Material shown:
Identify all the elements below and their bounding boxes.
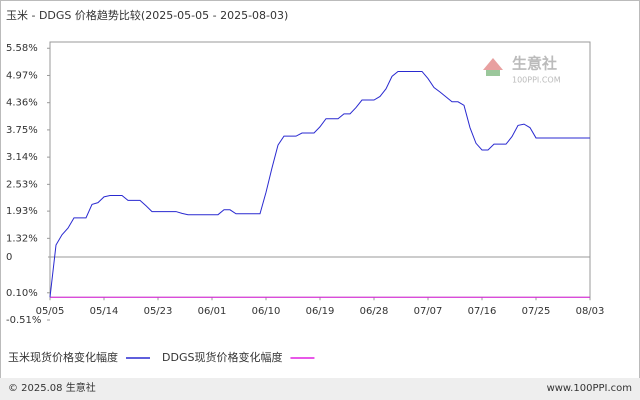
watermark-icon	[483, 58, 503, 70]
y-tick-label: 3.75%	[6, 125, 38, 136]
y-tick-label: 0.10%	[6, 288, 38, 299]
x-tick-label: 07/25	[522, 306, 551, 317]
legend-label: 玉米现货价格变化幅度	[8, 350, 118, 364]
y-tick-label: -0.51%	[6, 315, 41, 326]
y-tick-label: 1.32%	[6, 233, 38, 244]
x-tick-label: 05/14	[90, 306, 119, 317]
chart-title: 玉米 - DDGS 价格趋势比较(2025-05-05 - 2025-08-03…	[6, 8, 288, 22]
x-tick-label: 06/01	[198, 306, 227, 317]
footer-bar	[0, 378, 640, 400]
legend-label: DDGS现货价格变化幅度	[162, 350, 282, 364]
y-tick-label: 3.14%	[6, 152, 38, 163]
series-line	[49, 70, 590, 298]
y-tick-label: 1.93%	[6, 206, 38, 217]
watermark-site: 100PPI.COM	[512, 76, 561, 85]
watermark-name: 生意社	[512, 55, 557, 73]
x-tick-label: 05/05	[36, 306, 65, 317]
footer-right: www.100PPI.com	[547, 383, 632, 394]
x-tick-label: 06/28	[360, 306, 389, 317]
footer-left: © 2025.08 生意社	[8, 381, 96, 394]
y-tick-label: 5.58%	[6, 43, 38, 54]
y-tick-label: 4.97%	[6, 70, 38, 81]
watermark-icon	[486, 70, 500, 76]
x-tick-label: 06/19	[306, 306, 335, 317]
x-tick-label: 06/10	[252, 306, 281, 317]
x-tick-label: 07/07	[414, 306, 443, 317]
x-tick-label: 07/16	[468, 306, 497, 317]
y-tick-label: 2.53%	[6, 179, 38, 190]
x-tick-label: 08/03	[576, 306, 605, 317]
reference-label: 0	[6, 252, 12, 263]
x-tick-label: 05/23	[144, 306, 173, 317]
y-tick-label: 4.36%	[6, 98, 38, 109]
watermark: 生意社 100PPI.COM	[483, 55, 561, 85]
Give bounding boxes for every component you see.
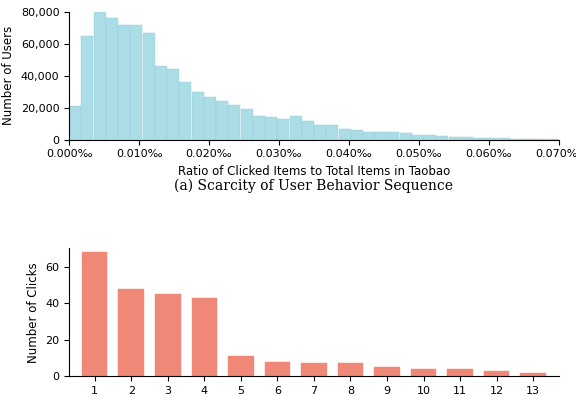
Bar — [216, 101, 228, 140]
Bar — [374, 367, 400, 376]
Bar — [510, 139, 522, 140]
Bar — [351, 130, 363, 140]
Y-axis label: Number of Clicks: Number of Clicks — [26, 262, 40, 363]
Bar — [461, 137, 473, 140]
Bar — [241, 109, 253, 140]
Bar — [228, 105, 240, 140]
Bar — [437, 136, 449, 140]
Bar — [130, 25, 142, 140]
Bar — [424, 135, 436, 140]
Bar — [449, 137, 461, 140]
Bar — [192, 298, 217, 376]
Bar — [192, 92, 204, 140]
Bar — [118, 25, 130, 140]
Bar — [522, 139, 534, 140]
Bar — [167, 69, 179, 140]
Bar — [301, 364, 327, 376]
Text: (a) Scarcity of User Behavior Sequence: (a) Scarcity of User Behavior Sequence — [175, 179, 453, 193]
Bar — [338, 364, 363, 376]
Bar — [228, 356, 253, 376]
Bar — [82, 252, 108, 376]
Bar — [143, 32, 155, 140]
Bar — [265, 117, 277, 140]
Bar — [81, 36, 93, 140]
Bar — [94, 12, 106, 140]
Bar — [535, 139, 547, 140]
Bar — [290, 116, 302, 140]
Bar — [400, 133, 412, 140]
Bar — [119, 289, 144, 376]
Bar — [411, 369, 437, 376]
Bar — [264, 362, 290, 376]
Bar — [253, 116, 265, 140]
Bar — [520, 373, 546, 376]
Bar — [339, 129, 351, 140]
Bar — [484, 371, 509, 376]
Bar — [412, 135, 424, 140]
Bar — [363, 132, 375, 140]
Bar — [448, 369, 473, 376]
Bar — [473, 138, 485, 140]
Y-axis label: Number of Users: Number of Users — [2, 26, 15, 126]
Bar — [326, 125, 338, 140]
Bar — [277, 119, 289, 140]
Bar — [388, 132, 400, 140]
Bar — [498, 139, 510, 140]
Bar — [179, 82, 191, 140]
Bar — [155, 66, 167, 140]
Bar — [486, 138, 498, 140]
Bar — [375, 132, 387, 140]
Bar — [314, 125, 326, 140]
Bar — [106, 18, 118, 140]
Bar — [302, 120, 314, 140]
X-axis label: Ratio of Clicked Items to Total Items in Taobao: Ratio of Clicked Items to Total Items in… — [178, 165, 450, 178]
Bar — [204, 97, 216, 140]
Bar — [69, 106, 81, 140]
Bar — [155, 294, 180, 376]
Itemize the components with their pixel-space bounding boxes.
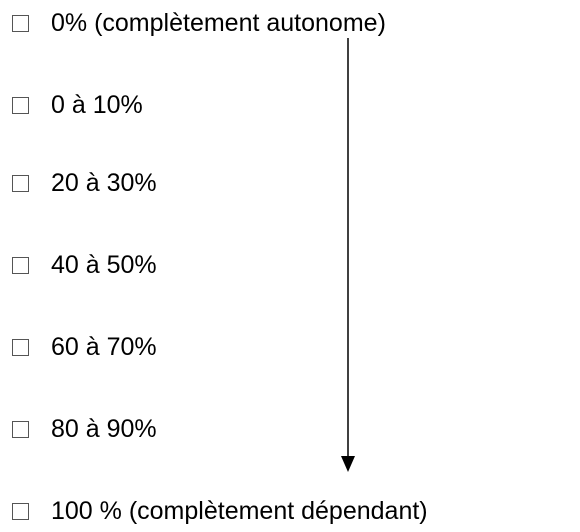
option[interactable]: 40 à 50% (12, 245, 157, 285)
checkbox[interactable] (12, 338, 29, 356)
option[interactable]: 80 à 90% (12, 409, 157, 449)
option-label: 100 % (complètement dépendant) (51, 496, 428, 525)
option[interactable]: 0 à 10% (12, 85, 143, 125)
checkbox[interactable] (12, 502, 29, 520)
checkbox[interactable] (12, 174, 29, 192)
option-label: 60 à 70% (51, 332, 157, 361)
option-label: 20 à 30% (51, 168, 157, 197)
option-label: 0 à 10% (51, 90, 143, 119)
option-label: 0% (complètement autonome) (51, 8, 386, 37)
option[interactable]: 0% (complètement autonome) (12, 3, 386, 43)
checkbox[interactable] (12, 96, 29, 114)
checkbox[interactable] (12, 14, 29, 32)
option[interactable]: 100 % (complètement dépendant) (12, 491, 428, 531)
option[interactable]: 60 à 70% (12, 327, 157, 367)
checkbox[interactable] (12, 256, 29, 274)
checkbox[interactable] (12, 420, 29, 438)
option-label: 40 à 50% (51, 250, 157, 279)
option[interactable]: 20 à 30% (12, 163, 157, 203)
arrow-head (341, 456, 355, 472)
option-label: 80 à 90% (51, 414, 157, 443)
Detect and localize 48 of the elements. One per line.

Exercise details:
Copy out all of the lines above word for word, leaving out the pictures.

Exercise result:
Identify all the elements below and their bounding boxes.
watermark-icon	[483, 58, 503, 70]
y-tick-label: 3.75%	[6, 125, 38, 136]
y-tick-label: 0.10%	[6, 288, 38, 299]
x-tick-label: 07/25	[522, 306, 551, 317]
legend-label: 玉米现货价格变化幅度	[8, 350, 118, 364]
y-tick-label: -0.51%	[6, 315, 41, 326]
y-tick-label: 1.32%	[6, 233, 38, 244]
x-tick-label: 05/14	[90, 306, 119, 317]
chart-title: 玉米 - DDGS 价格趋势比较(2025-05-05 - 2025-08-03…	[6, 8, 288, 22]
x-tick-label: 06/01	[198, 306, 227, 317]
footer-bar	[0, 378, 640, 400]
legend-label: DDGS现货价格变化幅度	[162, 350, 282, 364]
y-tick-label: 3.14%	[6, 152, 38, 163]
series-line	[49, 70, 590, 298]
y-tick-label: 1.93%	[6, 206, 38, 217]
watermark-site: 100PPI.COM	[512, 76, 561, 85]
watermark-name: 生意社	[512, 55, 557, 73]
x-tick-label: 05/05	[36, 306, 65, 317]
footer-right: www.100PPI.com	[547, 383, 632, 394]
x-tick-label: 06/28	[360, 306, 389, 317]
footer-left: © 2025.08 生意社	[8, 381, 96, 394]
y-tick-label: 5.58%	[6, 43, 38, 54]
y-tick-label: 4.97%	[6, 70, 38, 81]
watermark-icon	[486, 70, 500, 76]
x-tick-label: 06/19	[306, 306, 335, 317]
x-tick-label: 06/10	[252, 306, 281, 317]
x-tick-label: 07/07	[414, 306, 443, 317]
x-tick-label: 07/16	[468, 306, 497, 317]
y-tick-label: 2.53%	[6, 179, 38, 190]
x-tick-label: 08/03	[576, 306, 605, 317]
reference-label: 0	[6, 252, 12, 263]
x-tick-label: 05/23	[144, 306, 173, 317]
y-tick-label: 4.36%	[6, 98, 38, 109]
watermark: 生意社 100PPI.COM	[483, 55, 561, 85]
Give bounding boxes for every component you see.
Bar — [216, 101, 228, 140]
Bar — [374, 367, 400, 376]
Bar — [510, 139, 522, 140]
Bar — [351, 130, 363, 140]
Y-axis label: Number of Clicks: Number of Clicks — [26, 262, 40, 363]
Bar — [461, 137, 473, 140]
Bar — [241, 109, 253, 140]
Bar — [228, 105, 240, 140]
Bar — [437, 136, 449, 140]
Bar — [130, 25, 142, 140]
Bar — [424, 135, 436, 140]
Bar — [449, 137, 461, 140]
Bar — [192, 298, 217, 376]
Bar — [192, 92, 204, 140]
Bar — [118, 25, 130, 140]
Bar — [522, 139, 534, 140]
Bar — [167, 69, 179, 140]
Bar — [301, 364, 327, 376]
Text: (a) Scarcity of User Behavior Sequence: (a) Scarcity of User Behavior Sequence — [175, 179, 453, 193]
Bar — [338, 364, 363, 376]
Bar — [228, 356, 253, 376]
Bar — [82, 252, 108, 376]
Bar — [143, 32, 155, 140]
Bar — [265, 117, 277, 140]
Bar — [81, 36, 93, 140]
Bar — [94, 12, 106, 140]
Bar — [535, 139, 547, 140]
Bar — [290, 116, 302, 140]
Bar — [400, 133, 412, 140]
Bar — [119, 289, 144, 376]
Bar — [411, 369, 437, 376]
Bar — [264, 362, 290, 376]
Bar — [253, 116, 265, 140]
Bar — [520, 373, 546, 376]
Bar — [339, 129, 351, 140]
Bar — [484, 371, 509, 376]
Bar — [412, 135, 424, 140]
Bar — [363, 132, 375, 140]
Bar — [448, 369, 473, 376]
Bar — [473, 138, 485, 140]
Y-axis label: Number of Users: Number of Users — [2, 26, 15, 126]
Bar — [326, 125, 338, 140]
Bar — [277, 119, 289, 140]
Bar — [388, 132, 400, 140]
Bar — [498, 139, 510, 140]
Bar — [179, 82, 191, 140]
Bar — [155, 66, 167, 140]
Bar — [486, 138, 498, 140]
Bar — [375, 132, 387, 140]
Bar — [314, 125, 326, 140]
Bar — [106, 18, 118, 140]
Bar — [302, 120, 314, 140]
X-axis label: Ratio of Clicked Items to Total Items in Taobao: Ratio of Clicked Items to Total Items in… — [178, 165, 450, 178]
Bar — [204, 97, 216, 140]
Bar — [69, 106, 81, 140]
Bar — [155, 294, 180, 376]
Itemize the components with their pixel-space bounding boxes.
option[interactable]: 40 à 50% (12, 245, 157, 285)
checkbox[interactable] (12, 338, 29, 356)
option[interactable]: 80 à 90% (12, 409, 157, 449)
option-label: 100 % (complètement dépendant) (51, 496, 428, 525)
option[interactable]: 0 à 10% (12, 85, 143, 125)
checkbox[interactable] (12, 502, 29, 520)
checkbox[interactable] (12, 174, 29, 192)
option-label: 60 à 70% (51, 332, 157, 361)
option-label: 20 à 30% (51, 168, 157, 197)
option-label: 0 à 10% (51, 90, 143, 119)
option-label: 0% (complètement autonome) (51, 8, 386, 37)
option[interactable]: 0% (complètement autonome) (12, 3, 386, 43)
checkbox[interactable] (12, 96, 29, 114)
checkbox[interactable] (12, 14, 29, 32)
option[interactable]: 100 % (complètement dépendant) (12, 491, 428, 531)
option[interactable]: 60 à 70% (12, 327, 157, 367)
checkbox[interactable] (12, 256, 29, 274)
checkbox[interactable] (12, 420, 29, 438)
option-label: 40 à 50% (51, 250, 157, 279)
option[interactable]: 20 à 30% (12, 163, 157, 203)
arrow-head (341, 456, 355, 472)
option-label: 80 à 90% (51, 414, 157, 443)
Detect and localize 48 of the elements. One per line.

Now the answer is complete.